## DO THIS
Please write out the material that follows, exactly as it stands.

## RECORD EXCERPTS
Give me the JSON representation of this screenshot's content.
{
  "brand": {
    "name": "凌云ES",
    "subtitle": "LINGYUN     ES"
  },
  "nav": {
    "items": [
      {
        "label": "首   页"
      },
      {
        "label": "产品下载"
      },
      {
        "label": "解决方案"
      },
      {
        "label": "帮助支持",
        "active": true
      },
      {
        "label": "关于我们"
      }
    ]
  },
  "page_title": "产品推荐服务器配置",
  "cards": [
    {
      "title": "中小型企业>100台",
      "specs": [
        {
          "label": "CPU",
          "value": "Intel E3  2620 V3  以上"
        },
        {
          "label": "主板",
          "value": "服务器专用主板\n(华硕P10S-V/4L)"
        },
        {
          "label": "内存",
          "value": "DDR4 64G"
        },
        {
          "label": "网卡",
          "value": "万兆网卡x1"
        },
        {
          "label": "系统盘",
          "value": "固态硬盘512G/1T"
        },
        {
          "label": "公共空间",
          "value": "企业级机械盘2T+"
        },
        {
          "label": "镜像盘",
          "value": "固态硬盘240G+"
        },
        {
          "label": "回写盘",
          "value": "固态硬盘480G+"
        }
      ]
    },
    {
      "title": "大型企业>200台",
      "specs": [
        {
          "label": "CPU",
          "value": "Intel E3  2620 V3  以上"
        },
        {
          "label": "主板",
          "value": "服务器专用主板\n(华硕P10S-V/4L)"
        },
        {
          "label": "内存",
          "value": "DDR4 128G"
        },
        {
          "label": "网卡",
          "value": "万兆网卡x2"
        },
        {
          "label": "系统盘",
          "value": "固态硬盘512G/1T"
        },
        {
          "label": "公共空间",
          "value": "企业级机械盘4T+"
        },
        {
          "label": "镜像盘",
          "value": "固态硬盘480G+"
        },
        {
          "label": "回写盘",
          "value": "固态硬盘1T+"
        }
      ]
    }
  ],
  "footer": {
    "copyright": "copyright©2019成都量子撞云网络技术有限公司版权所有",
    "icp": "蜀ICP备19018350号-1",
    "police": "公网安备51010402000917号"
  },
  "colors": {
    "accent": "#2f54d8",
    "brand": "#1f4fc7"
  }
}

## THE SOLUTION
Give me the JSON representation of this screenshot's content.
{
  "brand": {
    "name": "凌云ES",
    "subtitle": "LINGYUN     ES"
  },
  "nav": {
    "items": [
      {
        "label": "首   页"
      },
      {
        "label": "产品下载"
      },
      {
        "label": "解决方案"
      },
      {
        "label": "帮助支持",
        "active": true
      },
      {
        "label": "关于我们"
      }
    ]
  },
  "page_title": "产品推荐服务器配置",
  "cards": [
    {
      "title": "中小型企业>100台",
      "specs": [
        {
          "label": "CPU",
          "value": "Intel E3  2620 V3  以上"
        },
        {
          "label": "主板",
          "value": "服务器专用主板\n(华硕P10S-V/4L)"
        },
        {
          "label": "内存",
          "value": "DDR4 64G"
        },
        {
          "label": "网卡",
          "value": "万兆网卡x1"
        },
        {
          "label": "系统盘",
          "value": "固态硬盘512G/1T"
        },
        {
          "label": "公共空间",
          "value": "企业级机械盘2T+"
        },
        {
          "label": "镜像盘",
          "value": "固态硬盘240G+"
        },
        {
          "label": "回写盘",
          "value": "固态硬盘480G+"
        }
      ]
    },
    {
      "title": "大型企业>200台",
      "specs": [
        {
          "label": "CPU",
          "value": "Intel E3  2620 V3  以上"
        },
        {
          "label": "主板",
          "value": "服务器专用主板\n(华硕P10S-V/4L)"
        },
        {
          "label": "内存",
          "value": "DDR4 128G"
        },
        {
          "label": "网卡",
          "value": "万兆网卡x2"
        },
        {
          "label": "系统盘",
          "value": "固态硬盘512G/1T"
        },
        {
          "label": "公共空间",
          "value": "企业级机械盘4T+"
        },
        {
          "label": "镜像盘",
          "value": "固态硬盘480G+"
        },
        {
          "label": "回写盘",
          "value": "固态硬盘1T+"
        }
      ]
    }
  ],
  "footer": {
    "copyright": "copyright©2019成都量子撞云网络技术有限公司版权所有",
    "icp": "蜀ICP备19018350号-1",
    "police": "公网安备51010402000917号"
  },
  "colors": {
    "accent": "#2f54d8",
    "brand": "#1f4fc7"
  }
}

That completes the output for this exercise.